_CHALLENGE:_
Return all lines that include the string "JSON".

**********

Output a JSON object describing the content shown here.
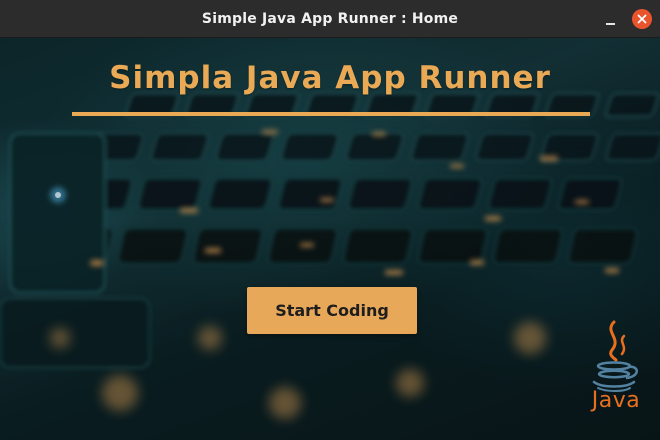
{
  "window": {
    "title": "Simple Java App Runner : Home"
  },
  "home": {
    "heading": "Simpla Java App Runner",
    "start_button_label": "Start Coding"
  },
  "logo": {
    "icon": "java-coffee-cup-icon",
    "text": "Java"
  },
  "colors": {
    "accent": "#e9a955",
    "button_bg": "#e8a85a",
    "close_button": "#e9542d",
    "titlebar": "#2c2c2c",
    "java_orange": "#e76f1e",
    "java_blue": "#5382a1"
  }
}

**********

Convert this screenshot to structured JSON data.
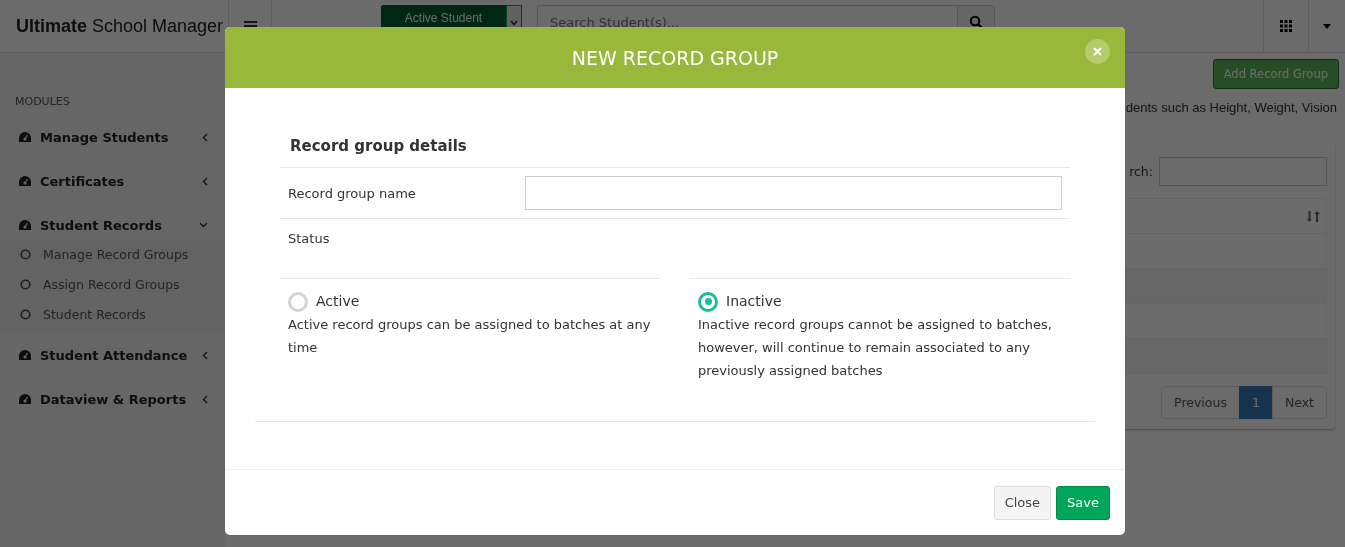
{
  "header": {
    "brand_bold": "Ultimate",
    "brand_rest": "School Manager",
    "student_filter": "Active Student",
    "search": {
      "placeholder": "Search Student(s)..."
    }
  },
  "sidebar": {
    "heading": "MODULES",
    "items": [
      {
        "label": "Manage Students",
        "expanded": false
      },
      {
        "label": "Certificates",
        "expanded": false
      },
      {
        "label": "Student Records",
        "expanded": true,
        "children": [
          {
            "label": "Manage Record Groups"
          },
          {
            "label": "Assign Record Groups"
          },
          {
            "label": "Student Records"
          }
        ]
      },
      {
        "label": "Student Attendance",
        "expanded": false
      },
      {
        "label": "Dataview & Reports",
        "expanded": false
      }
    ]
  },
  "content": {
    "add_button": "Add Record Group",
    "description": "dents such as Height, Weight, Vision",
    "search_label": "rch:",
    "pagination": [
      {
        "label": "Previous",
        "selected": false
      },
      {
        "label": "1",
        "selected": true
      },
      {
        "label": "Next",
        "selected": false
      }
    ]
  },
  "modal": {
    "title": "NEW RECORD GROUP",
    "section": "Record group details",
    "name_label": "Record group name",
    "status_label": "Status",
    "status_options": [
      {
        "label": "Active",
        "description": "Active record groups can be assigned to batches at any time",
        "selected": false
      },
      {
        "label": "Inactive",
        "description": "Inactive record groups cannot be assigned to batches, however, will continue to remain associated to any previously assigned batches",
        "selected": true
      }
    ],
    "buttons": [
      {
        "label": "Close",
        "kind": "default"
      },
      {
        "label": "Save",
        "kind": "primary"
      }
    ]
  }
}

**********

_WRITTEN ANSWER:_
Output a JSON object describing the content shown here.
Convert this screenshot to structured JSON data.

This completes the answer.